(Saved data entries)
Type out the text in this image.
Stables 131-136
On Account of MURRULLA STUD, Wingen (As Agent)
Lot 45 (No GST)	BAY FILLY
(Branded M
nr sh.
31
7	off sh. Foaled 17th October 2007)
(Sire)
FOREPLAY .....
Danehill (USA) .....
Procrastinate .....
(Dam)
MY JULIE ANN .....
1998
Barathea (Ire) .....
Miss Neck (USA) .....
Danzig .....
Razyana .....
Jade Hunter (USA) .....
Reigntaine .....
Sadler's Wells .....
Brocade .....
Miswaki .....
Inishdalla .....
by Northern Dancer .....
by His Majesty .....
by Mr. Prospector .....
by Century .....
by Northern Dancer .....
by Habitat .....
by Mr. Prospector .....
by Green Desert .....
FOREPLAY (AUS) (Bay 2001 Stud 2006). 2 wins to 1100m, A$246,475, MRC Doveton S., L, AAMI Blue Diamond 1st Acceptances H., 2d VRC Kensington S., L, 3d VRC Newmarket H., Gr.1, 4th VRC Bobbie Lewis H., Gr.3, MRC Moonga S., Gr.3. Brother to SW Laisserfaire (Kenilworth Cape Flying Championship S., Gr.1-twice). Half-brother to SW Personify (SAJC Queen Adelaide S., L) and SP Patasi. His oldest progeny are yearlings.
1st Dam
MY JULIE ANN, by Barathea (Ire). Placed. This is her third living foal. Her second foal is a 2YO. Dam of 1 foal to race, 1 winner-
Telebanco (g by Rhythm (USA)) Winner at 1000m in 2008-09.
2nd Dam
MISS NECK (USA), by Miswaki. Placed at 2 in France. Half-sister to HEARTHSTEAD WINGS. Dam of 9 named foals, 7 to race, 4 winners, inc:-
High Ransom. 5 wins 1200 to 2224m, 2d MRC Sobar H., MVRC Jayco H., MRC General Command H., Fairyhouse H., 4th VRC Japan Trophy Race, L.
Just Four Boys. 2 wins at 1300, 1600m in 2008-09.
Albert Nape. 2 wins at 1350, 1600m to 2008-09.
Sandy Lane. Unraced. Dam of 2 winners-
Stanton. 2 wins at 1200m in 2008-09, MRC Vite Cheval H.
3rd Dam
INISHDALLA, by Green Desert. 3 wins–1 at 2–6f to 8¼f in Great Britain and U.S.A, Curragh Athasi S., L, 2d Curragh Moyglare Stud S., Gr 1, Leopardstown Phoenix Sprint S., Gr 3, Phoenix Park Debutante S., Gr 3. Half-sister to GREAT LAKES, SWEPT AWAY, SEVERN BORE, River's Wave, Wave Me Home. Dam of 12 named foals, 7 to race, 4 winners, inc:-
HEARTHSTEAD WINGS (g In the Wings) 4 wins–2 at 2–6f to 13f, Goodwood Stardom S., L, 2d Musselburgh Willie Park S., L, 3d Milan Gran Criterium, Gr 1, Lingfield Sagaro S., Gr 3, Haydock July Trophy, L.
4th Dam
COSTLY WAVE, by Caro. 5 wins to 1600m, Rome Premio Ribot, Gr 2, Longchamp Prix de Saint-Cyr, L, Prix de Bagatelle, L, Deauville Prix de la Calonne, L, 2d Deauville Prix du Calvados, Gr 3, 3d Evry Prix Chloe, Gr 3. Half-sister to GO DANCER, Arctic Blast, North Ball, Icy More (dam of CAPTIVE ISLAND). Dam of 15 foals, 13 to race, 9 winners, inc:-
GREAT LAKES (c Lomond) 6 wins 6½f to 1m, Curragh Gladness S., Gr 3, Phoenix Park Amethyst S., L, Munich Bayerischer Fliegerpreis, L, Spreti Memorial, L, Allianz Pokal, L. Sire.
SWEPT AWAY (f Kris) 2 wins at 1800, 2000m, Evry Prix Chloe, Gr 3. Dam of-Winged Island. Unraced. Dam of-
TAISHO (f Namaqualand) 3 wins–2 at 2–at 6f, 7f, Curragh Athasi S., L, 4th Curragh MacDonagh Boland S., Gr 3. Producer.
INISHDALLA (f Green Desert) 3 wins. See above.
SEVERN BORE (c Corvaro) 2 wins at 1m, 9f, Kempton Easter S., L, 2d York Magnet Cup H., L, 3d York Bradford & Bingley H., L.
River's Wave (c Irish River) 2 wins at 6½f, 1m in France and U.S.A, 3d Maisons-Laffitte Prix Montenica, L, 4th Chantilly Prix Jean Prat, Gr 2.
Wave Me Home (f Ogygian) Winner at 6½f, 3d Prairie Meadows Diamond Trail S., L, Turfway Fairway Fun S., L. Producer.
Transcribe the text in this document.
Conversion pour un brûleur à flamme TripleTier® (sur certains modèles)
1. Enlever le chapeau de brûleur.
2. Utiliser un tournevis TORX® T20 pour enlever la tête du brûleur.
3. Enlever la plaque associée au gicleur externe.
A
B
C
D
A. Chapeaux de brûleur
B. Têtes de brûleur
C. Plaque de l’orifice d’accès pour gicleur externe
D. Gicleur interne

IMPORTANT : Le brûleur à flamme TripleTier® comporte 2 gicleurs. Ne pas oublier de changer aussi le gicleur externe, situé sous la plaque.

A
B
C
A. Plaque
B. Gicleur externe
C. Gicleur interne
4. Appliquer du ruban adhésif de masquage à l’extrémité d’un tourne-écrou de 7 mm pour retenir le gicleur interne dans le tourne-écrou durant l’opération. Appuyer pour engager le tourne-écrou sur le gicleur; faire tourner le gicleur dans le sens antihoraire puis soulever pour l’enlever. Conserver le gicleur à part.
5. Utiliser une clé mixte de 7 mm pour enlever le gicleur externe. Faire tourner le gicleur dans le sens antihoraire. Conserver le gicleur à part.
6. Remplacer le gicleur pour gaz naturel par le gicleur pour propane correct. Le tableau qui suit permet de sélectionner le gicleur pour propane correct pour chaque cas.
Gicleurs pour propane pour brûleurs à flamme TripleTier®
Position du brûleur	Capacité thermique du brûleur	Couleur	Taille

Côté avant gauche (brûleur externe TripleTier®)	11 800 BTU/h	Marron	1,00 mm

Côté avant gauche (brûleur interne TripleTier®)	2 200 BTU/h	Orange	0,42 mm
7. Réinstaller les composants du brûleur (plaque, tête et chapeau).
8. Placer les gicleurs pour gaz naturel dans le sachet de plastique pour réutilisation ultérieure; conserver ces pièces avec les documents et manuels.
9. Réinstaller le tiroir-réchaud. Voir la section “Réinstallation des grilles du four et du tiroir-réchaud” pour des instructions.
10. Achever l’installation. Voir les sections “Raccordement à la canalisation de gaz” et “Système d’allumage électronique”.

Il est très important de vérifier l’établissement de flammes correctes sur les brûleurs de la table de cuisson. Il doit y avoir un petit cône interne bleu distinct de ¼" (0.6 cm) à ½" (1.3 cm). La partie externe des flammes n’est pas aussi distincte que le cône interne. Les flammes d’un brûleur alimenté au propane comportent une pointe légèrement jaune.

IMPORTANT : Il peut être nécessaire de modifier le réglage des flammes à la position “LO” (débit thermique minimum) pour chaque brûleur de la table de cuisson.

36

## Exercise
Make an exact copy of the listing, including every line.

## Solution for this exercise
Type out the text in this image.
Stables 131-136
On Account of MURRULLA STUD, Wingen (As Agent)
Lot 45 (No GST)	BAY FILLY
(Branded M
nr sh.
31
7	off sh. Foaled 17th October 2007)
(Sire)
FOREPLAY .....
Danehill (USA) .....
Procrastinate .....
(Dam)
MY JULIE ANN .....
1998
Barathea (Ire) .....
Miss Neck (USA) .....
Danzig .....
Razyana .....
Jade Hunter (USA) .....
Reigntaine .....
Sadler's Wells .....
Brocade .....
Miswaki .....
Inishdalla .....
by Northern Dancer .....
by His Majesty .....
by Mr. Prospector .....
by Century .....
by Northern Dancer .....
by Habitat .....
by Mr. Prospector .....
by Green Desert .....
FOREPLAY (AUS) (Bay 2001 Stud 2006). 2 wins to 1100m, A$246,475, MRC Doveton S., L, AAMI Blue Diamond 1st Acceptances H., 2d VRC Kensington S., L, 3d VRC Newmarket H., Gr.1, 4th VRC Bobbie Lewis H., Gr.3, MRC Moonga S., Gr.3. Brother to SW Laisserfaire (Kenilworth Cape Flying Championship S., Gr.1-twice). Half-brother to SW Personify (SAJC Queen Adelaide S., L) and SP Patasi. His oldest progeny are yearlings.
1st Dam
MY JULIE ANN, by Barathea (Ire). Placed. This is her third living foal. Her second foal is a 2YO. Dam of 1 foal to race, 1 winner-
Telebanco (g by Rhythm (USA)) Winner at 1000m in 2008-09.
2nd Dam
MISS NECK (USA), by Miswaki. Placed at 2 in France. Half-sister to HEARTHSTEAD WINGS. Dam of 9 named foals, 7 to race, 4 winners, inc:-
High Ransom. 5 wins 1200 to 2224m, 2d MRC Sobar H., MVRC Jayco H., MRC General Command H., Fairyhouse H., 4th VRC Japan Trophy Race, L.
Just Four Boys. 2 wins at 1300, 1600m in 2008-09.
Albert Nape. 2 wins at 1350, 1600m to 2008-09.
Sandy Lane. Unraced. Dam of 2 winners-
Stanton. 2 wins at 1200m in 2008-09, MRC Vite Cheval H.
3rd Dam
INISHDALLA, by Green Desert. 3 wins–1 at 2–6f to 8¼f in Great Britain and U.S.A, Curragh Athasi S., L, 2d Curragh Moyglare Stud S., Gr 1, Leopardstown Phoenix Sprint S., Gr 3, Phoenix Park Debutante S., Gr 3. Half-sister to GREAT LAKES, SWEPT AWAY, SEVERN BORE, River's Wave, Wave Me Home. Dam of 12 named foals, 7 to race, 4 winners, inc:-
HEARTHSTEAD WINGS (g In the Wings) 4 wins–2 at 2–6f to 13f, Goodwood Stardom S., L, 2d Musselburgh Willie Park S., L, 3d Milan Gran Criterium, Gr 1, Lingfield Sagaro S., Gr 3, Haydock July Trophy, L.
4th Dam
COSTLY WAVE, by Caro. 5 wins to 1600m, Rome Premio Ribot, Gr 2, Longchamp Prix de Saint-Cyr, L, Prix de Bagatelle, L, Deauville Prix de la Calonne, L, 2d Deauville Prix du Calvados, Gr 3, 3d Evry Prix Chloe, Gr 3. Half-sister to GO DANCER, Arctic Blast, North Ball, Icy More (dam of CAPTIVE ISLAND). Dam of 15 foals, 13 to race, 9 winners, inc:-
GREAT LAKES (c Lomond) 6 wins 6½f to 1m, Curragh Gladness S., Gr 3, Phoenix Park Amethyst S., L, Munich Bayerischer Fliegerpreis, L, Spreti Memorial, L, Allianz Pokal, L. Sire.
SWEPT AWAY (f Kris) 2 wins at 1800, 2000m, Evry Prix Chloe, Gr 3. Dam of-Winged Island. Unraced. Dam of-
TAISHO (f Namaqualand) 3 wins–2 at 2–at 6f, 7f, Curragh Athasi S., L, 4th Curragh MacDonagh Boland S., Gr 3. Producer.
INISHDALLA (f Green Desert) 3 wins. See above.
SEVERN BORE (c Corvaro) 2 wins at 1m, 9f, Kempton Easter S., L, 2d York Magnet Cup H., L, 3d York Bradford & Bingley H., L.
River's Wave (c Irish River) 2 wins at 6½f, 1m in France and U.S.A, 3d Maisons-Laffitte Prix Montenica, L, 4th Chantilly Prix Jean Prat, Gr 2.
Wave Me Home (f Ogygian) Winner at 6½f, 3d Prairie Meadows Diamond Trail S., L, Turfway Fairway Fun S., L. Producer.
Transcribe the text in this document.
Conversion pour un brûleur à flamme TripleTier® (sur certains modèles)
1. Enlever le chapeau de brûleur.
2. Utiliser un tournevis TORX® T20 pour enlever la tête du brûleur.
3. Enlever la plaque associée au gicleur externe.
A
B
C
D
A. Chapeaux de brûleur
B. Têtes de brûleur
C. Plaque de l’orifice d’accès pour gicleur externe
D. Gicleur interne

IMPORTANT : Le brûleur à flamme TripleTier® comporte 2 gicleurs. Ne pas oublier de changer aussi le gicleur externe, situé sous la plaque.

A
B
C
A. Plaque
B. Gicleur externe
C. Gicleur interne
4. Appliquer du ruban adhésif de masquage à l’extrémité d’un tourne-écrou de 7 mm pour retenir le gicleur interne dans le tourne-écrou durant l’opération. Appuyer pour engager le tourne-écrou sur le gicleur; faire tourner le gicleur dans le sens antihoraire puis soulever pour l’enlever. Conserver le gicleur à part.
5. Utiliser une clé mixte de 7 mm pour enlever le gicleur externe. Faire tourner le gicleur dans le sens antihoraire. Conserver le gicleur à part.
6. Remplacer le gicleur pour gaz naturel par le gicleur pour propane correct. Le tableau qui suit permet de sélectionner le gicleur pour propane correct pour chaque cas.
Gicleurs pour propane pour brûleurs à flamme TripleTier®
Position du brûleur	Capacité thermique du brûleur	Couleur	Taille

Côté avant gauche (brûleur externe TripleTier®)	11 800 BTU/h	Marron	1,00 mm

Côté avant gauche (brûleur interne TripleTier®)	2 200 BTU/h	Orange	0,42 mm
7. Réinstaller les composants du brûleur (plaque, tête et chapeau).
8. Placer les gicleurs pour gaz naturel dans le sachet de plastique pour réutilisation ultérieure; conserver ces pièces avec les documents et manuels.
9. Réinstaller le tiroir-réchaud. Voir la section “Réinstallation des grilles du four et du tiroir-réchaud” pour des instructions.
10. Achever l’installation. Voir les sections “Raccordement à la canalisation de gaz” et “Système d’allumage électronique”.

Il est très important de vérifier l’établissement de flammes correctes sur les brûleurs de la table de cuisson. Il doit y avoir un petit cône interne bleu distinct de ¼" (0.6 cm) à ½" (1.3 cm). La partie externe des flammes n’est pas aussi distincte que le cône interne. Les flammes d’un brûleur alimenté au propane comportent une pointe légèrement jaune.

IMPORTANT : Il peut être nécessaire de modifier le réglage des flammes à la position “LO” (débit thermique minimum) pour chaque brûleur de la table de cuisson.

36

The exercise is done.